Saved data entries
--- START ---

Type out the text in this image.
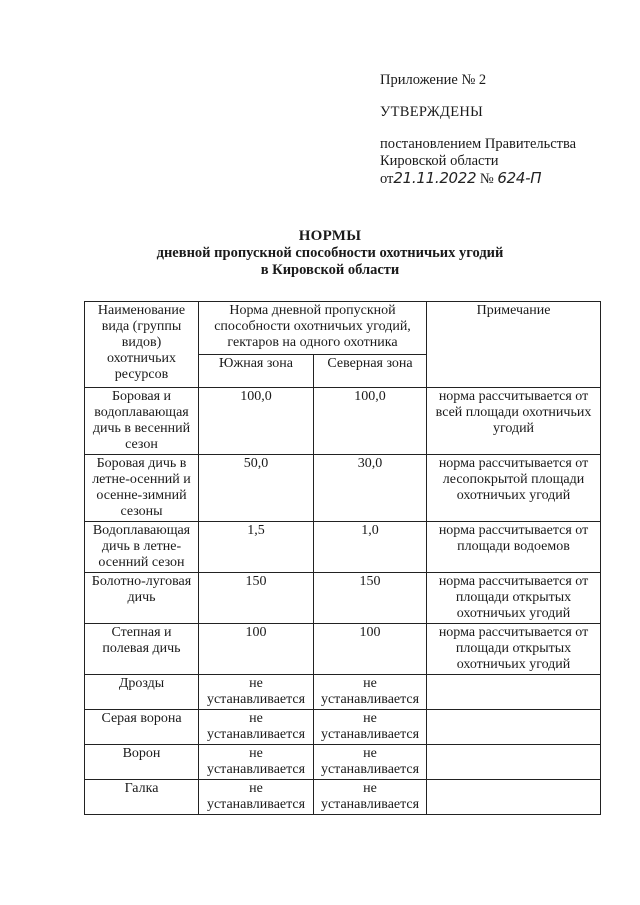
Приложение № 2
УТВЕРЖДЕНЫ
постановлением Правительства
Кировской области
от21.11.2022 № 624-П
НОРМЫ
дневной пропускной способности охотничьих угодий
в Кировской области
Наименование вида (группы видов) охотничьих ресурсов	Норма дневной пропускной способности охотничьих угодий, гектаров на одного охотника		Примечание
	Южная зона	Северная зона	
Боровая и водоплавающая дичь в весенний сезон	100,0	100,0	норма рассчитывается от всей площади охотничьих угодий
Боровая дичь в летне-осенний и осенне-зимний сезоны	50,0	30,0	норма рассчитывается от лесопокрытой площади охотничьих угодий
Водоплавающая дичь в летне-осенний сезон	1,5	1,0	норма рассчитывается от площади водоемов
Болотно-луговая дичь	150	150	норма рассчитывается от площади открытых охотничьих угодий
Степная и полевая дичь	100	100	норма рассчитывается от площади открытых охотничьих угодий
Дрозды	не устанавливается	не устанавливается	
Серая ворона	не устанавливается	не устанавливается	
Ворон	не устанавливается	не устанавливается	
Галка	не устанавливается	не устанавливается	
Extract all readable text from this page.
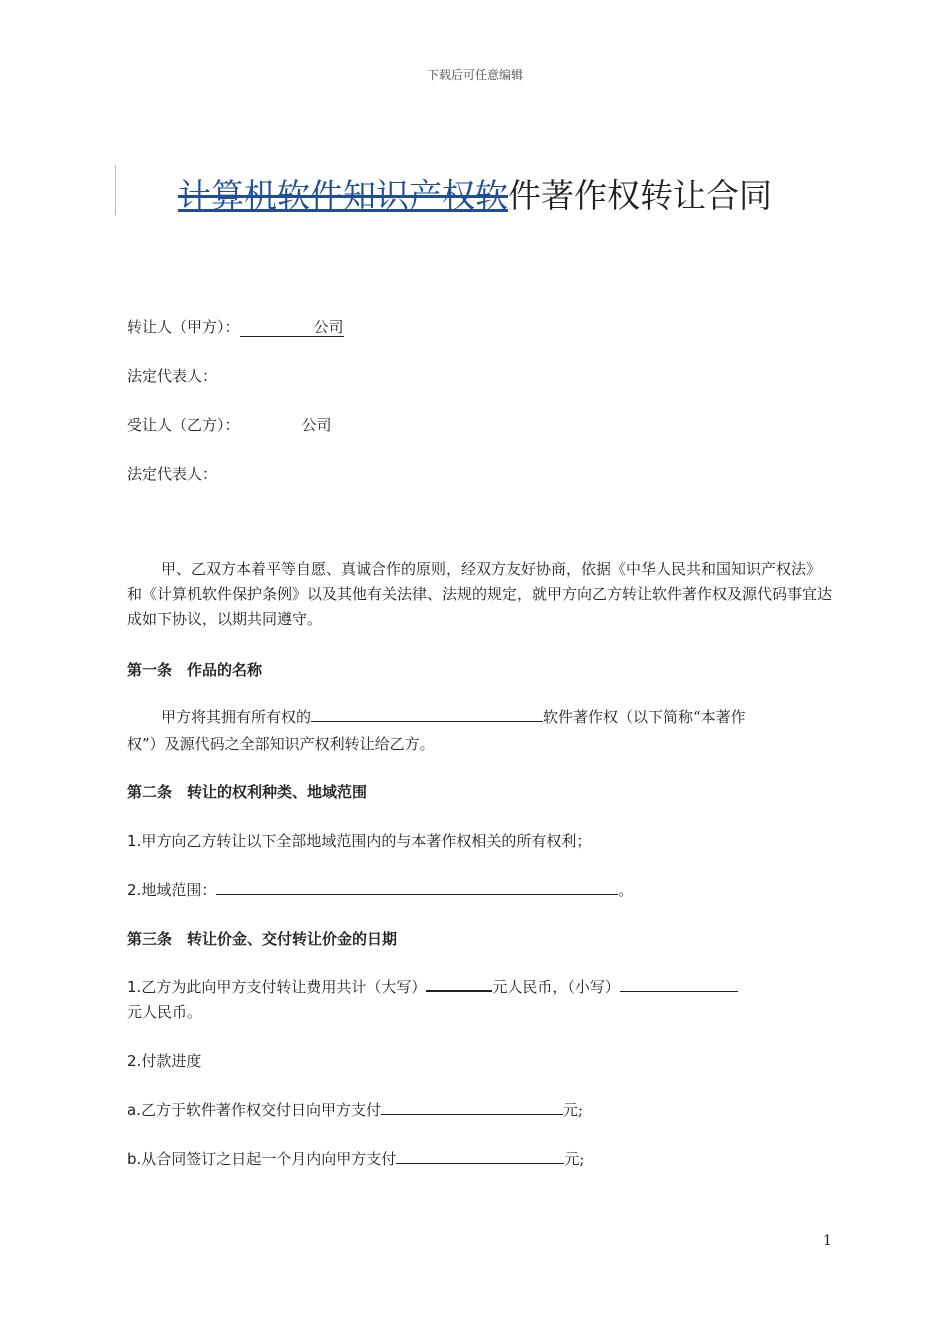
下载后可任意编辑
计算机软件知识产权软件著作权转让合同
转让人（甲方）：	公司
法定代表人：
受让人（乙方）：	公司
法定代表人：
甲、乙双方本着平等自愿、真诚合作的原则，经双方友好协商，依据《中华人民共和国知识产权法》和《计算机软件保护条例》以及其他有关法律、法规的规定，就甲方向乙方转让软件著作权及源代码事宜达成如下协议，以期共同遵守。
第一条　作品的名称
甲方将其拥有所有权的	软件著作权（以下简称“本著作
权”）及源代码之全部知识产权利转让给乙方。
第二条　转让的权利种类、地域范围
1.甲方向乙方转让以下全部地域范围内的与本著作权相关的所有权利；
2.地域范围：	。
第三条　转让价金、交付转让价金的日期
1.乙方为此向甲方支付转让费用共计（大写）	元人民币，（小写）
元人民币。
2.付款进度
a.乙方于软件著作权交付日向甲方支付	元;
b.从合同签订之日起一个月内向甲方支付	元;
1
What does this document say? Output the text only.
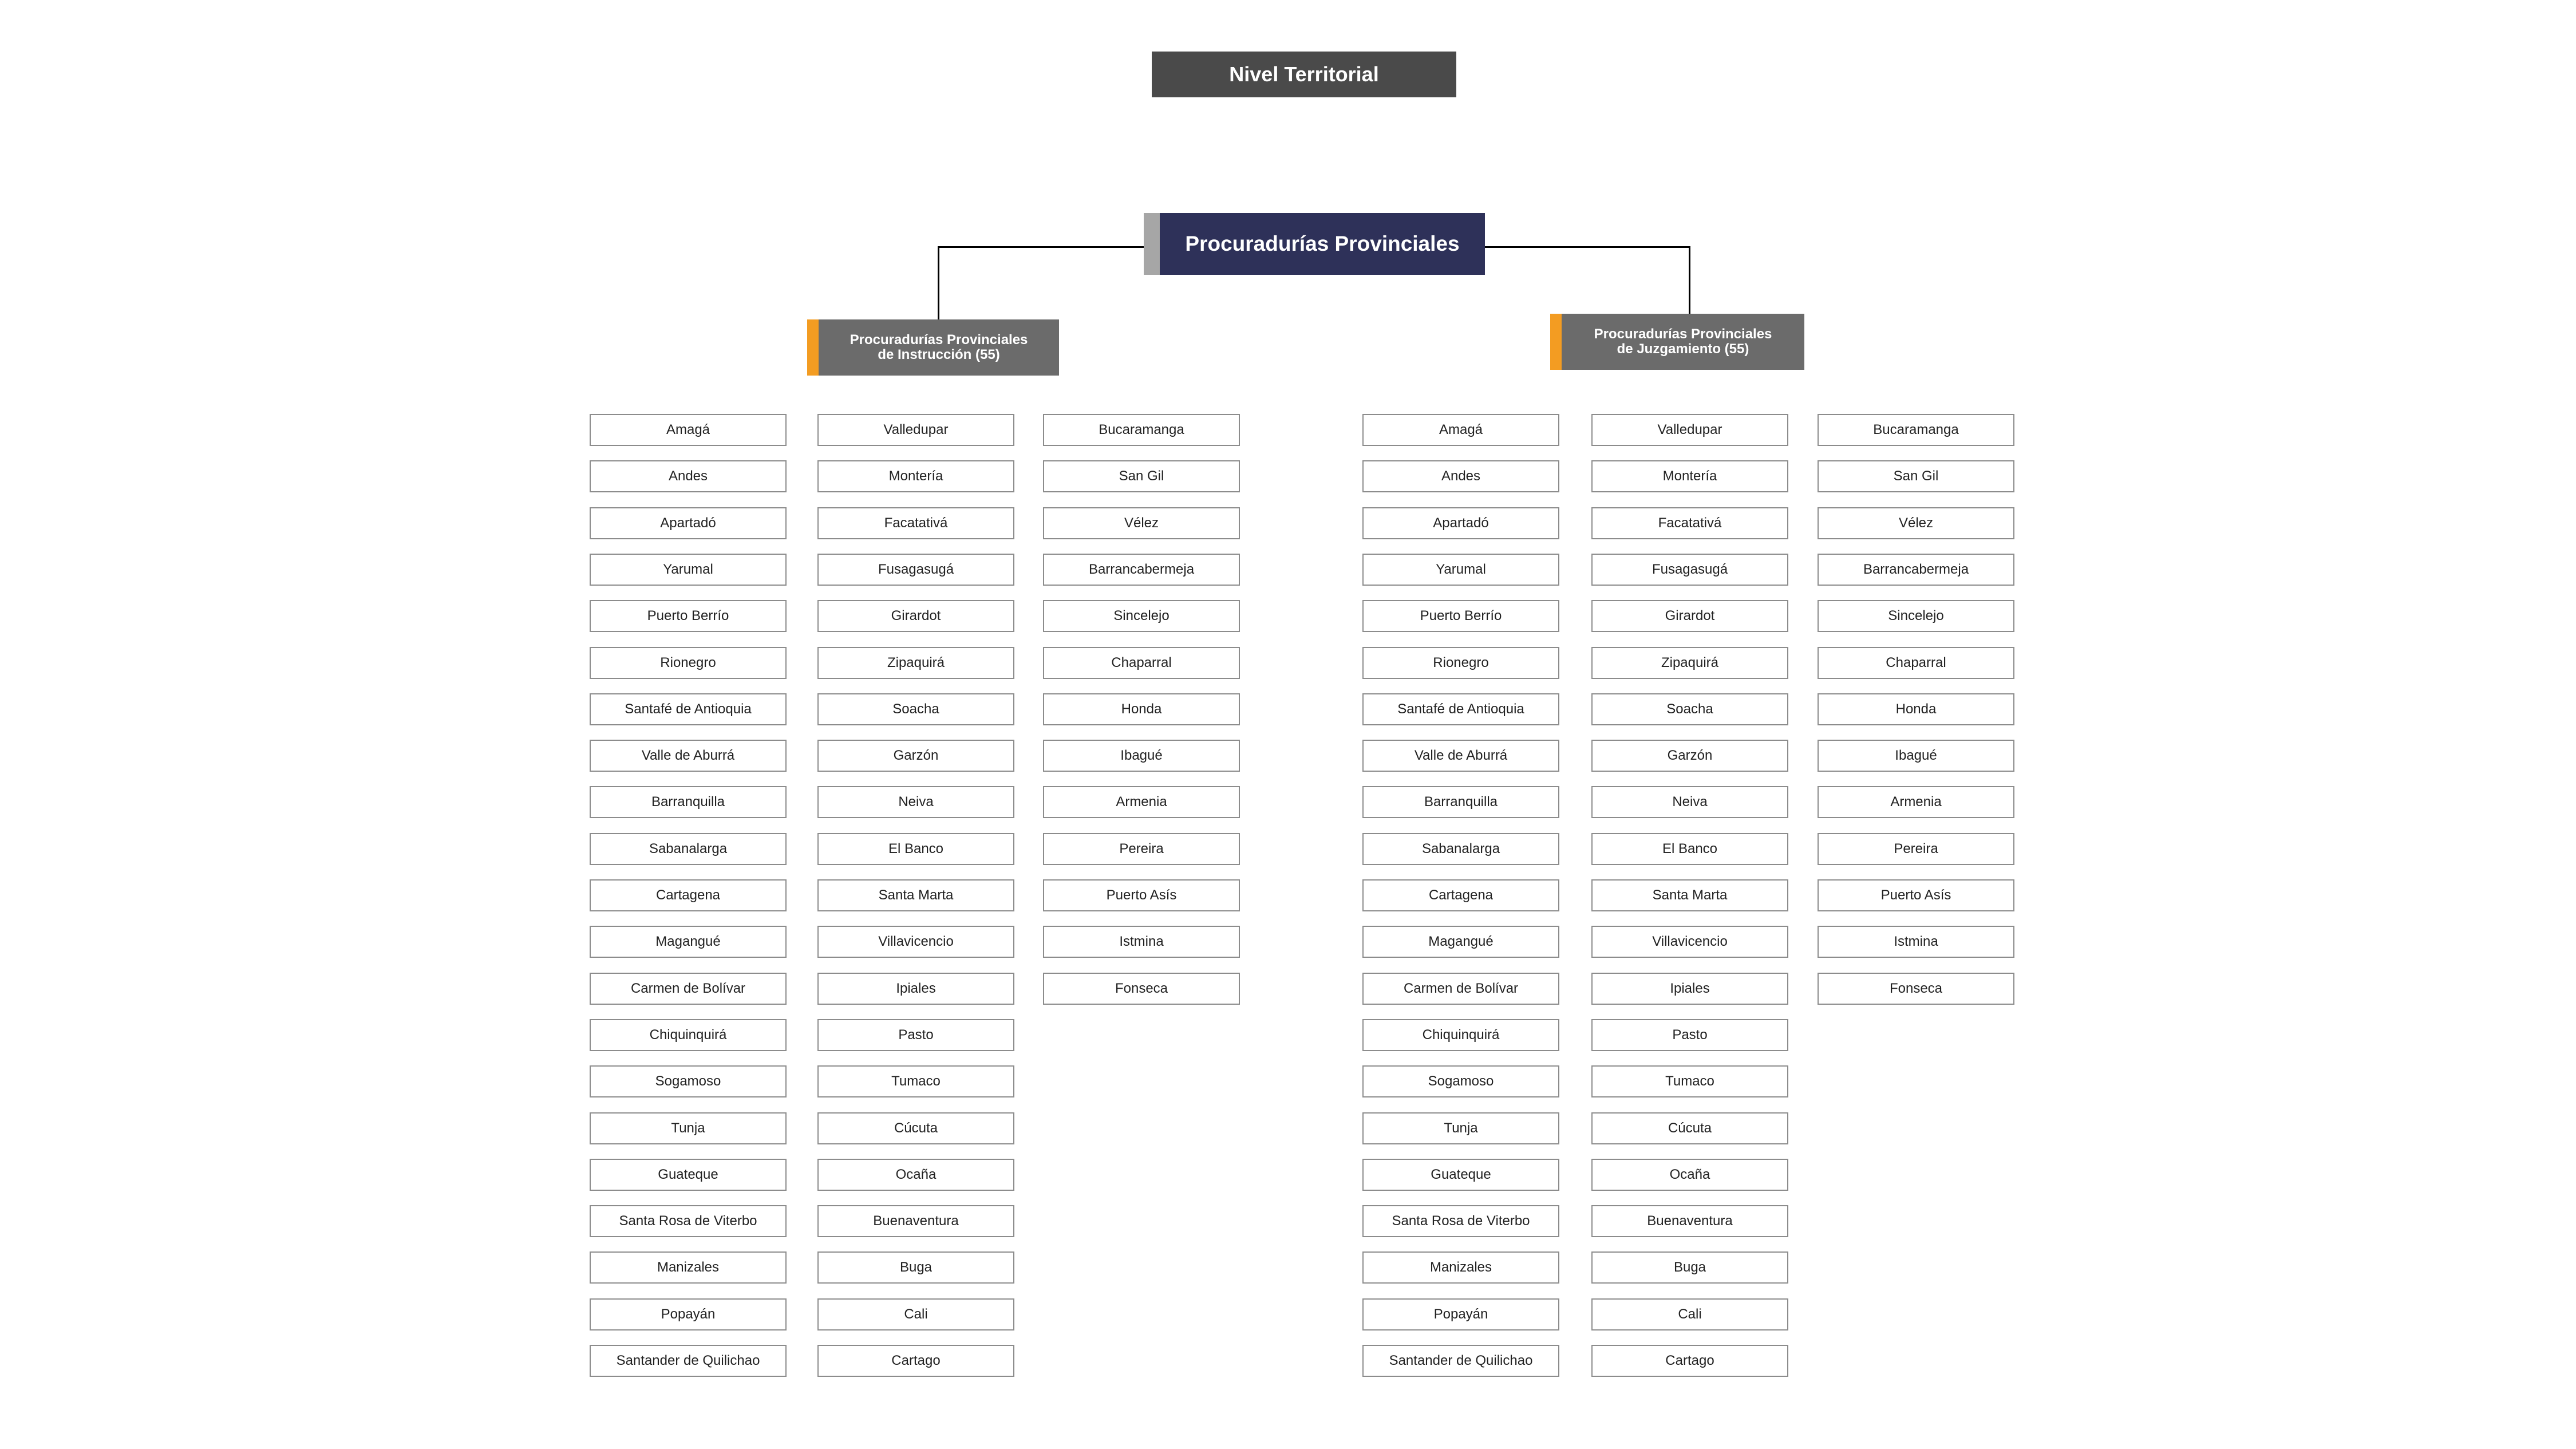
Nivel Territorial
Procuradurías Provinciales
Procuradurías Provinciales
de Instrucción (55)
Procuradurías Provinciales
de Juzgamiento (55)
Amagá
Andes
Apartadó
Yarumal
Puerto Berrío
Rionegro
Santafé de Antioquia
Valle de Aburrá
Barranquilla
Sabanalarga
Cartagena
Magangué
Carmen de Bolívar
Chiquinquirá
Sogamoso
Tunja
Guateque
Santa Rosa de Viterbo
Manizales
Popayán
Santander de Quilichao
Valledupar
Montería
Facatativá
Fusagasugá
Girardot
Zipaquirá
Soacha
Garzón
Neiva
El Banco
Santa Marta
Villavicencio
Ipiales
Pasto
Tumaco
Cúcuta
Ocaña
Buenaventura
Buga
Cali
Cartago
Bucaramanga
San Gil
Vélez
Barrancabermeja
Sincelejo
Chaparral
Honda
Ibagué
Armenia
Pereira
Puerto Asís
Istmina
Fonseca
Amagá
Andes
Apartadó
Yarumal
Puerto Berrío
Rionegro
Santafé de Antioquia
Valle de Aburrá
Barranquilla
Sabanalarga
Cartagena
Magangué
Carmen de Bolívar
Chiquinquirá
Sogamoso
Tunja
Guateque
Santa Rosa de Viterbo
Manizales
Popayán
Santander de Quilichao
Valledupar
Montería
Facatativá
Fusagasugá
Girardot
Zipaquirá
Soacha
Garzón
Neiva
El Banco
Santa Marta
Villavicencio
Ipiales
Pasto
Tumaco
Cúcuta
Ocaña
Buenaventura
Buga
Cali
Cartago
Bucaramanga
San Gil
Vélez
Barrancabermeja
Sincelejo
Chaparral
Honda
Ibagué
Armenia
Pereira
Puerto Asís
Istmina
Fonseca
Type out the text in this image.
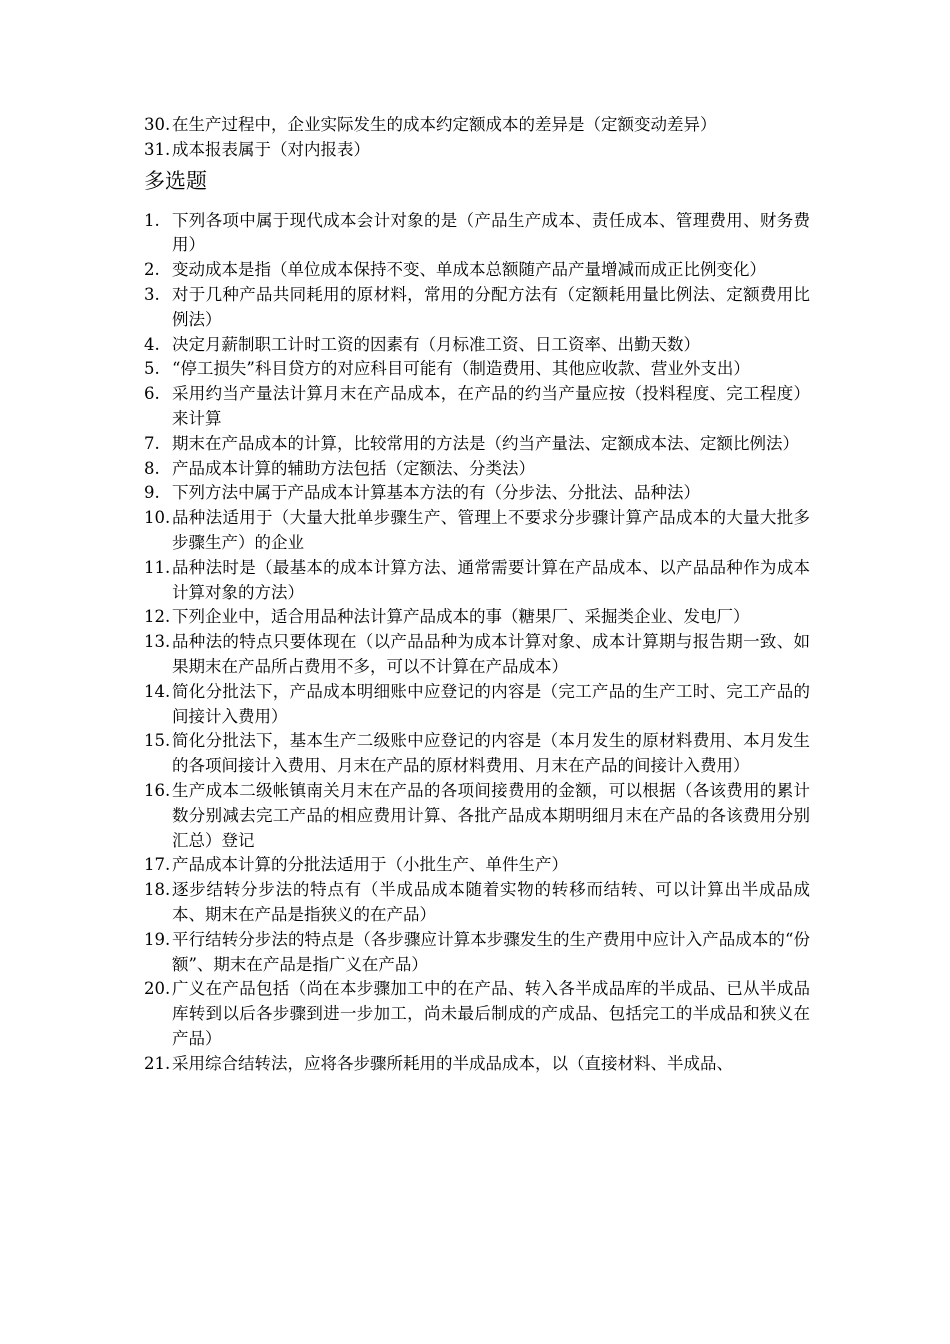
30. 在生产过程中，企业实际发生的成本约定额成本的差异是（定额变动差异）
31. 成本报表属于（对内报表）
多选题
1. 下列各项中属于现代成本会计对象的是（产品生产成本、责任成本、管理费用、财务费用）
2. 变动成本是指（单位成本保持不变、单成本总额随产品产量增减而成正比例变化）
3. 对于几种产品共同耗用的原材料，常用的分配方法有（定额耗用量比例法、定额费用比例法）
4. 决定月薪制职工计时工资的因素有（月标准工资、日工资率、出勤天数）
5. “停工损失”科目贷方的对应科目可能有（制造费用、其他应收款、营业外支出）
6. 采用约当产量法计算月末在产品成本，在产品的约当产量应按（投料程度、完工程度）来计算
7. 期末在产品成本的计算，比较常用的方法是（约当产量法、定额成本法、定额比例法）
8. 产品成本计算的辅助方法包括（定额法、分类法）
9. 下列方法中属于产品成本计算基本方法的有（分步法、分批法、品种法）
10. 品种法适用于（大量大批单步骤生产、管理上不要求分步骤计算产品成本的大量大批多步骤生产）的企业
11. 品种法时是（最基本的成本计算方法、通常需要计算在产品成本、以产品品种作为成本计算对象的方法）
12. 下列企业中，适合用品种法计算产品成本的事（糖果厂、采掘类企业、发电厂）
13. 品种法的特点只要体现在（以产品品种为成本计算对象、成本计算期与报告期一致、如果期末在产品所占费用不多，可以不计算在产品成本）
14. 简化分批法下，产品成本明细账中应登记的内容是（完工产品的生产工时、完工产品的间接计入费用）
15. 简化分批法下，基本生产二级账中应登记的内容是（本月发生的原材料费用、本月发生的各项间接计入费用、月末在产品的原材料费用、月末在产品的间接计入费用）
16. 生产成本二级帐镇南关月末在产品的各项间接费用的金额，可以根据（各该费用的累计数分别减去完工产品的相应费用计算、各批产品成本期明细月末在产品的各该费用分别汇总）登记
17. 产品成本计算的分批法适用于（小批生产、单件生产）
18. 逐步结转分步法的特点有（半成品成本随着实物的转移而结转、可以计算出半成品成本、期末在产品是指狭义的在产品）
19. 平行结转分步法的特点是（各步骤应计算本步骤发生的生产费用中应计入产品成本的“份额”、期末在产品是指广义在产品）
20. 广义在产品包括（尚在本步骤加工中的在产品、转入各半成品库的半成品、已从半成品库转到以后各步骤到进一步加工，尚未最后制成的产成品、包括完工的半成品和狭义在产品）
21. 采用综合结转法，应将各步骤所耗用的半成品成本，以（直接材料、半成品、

--- END ---

> YOUR INSTRUCTIONS: Copy every line in the listing above where the string "Кировской" turns up.

> THE RESPONSE:
Кировской области
в Кировской области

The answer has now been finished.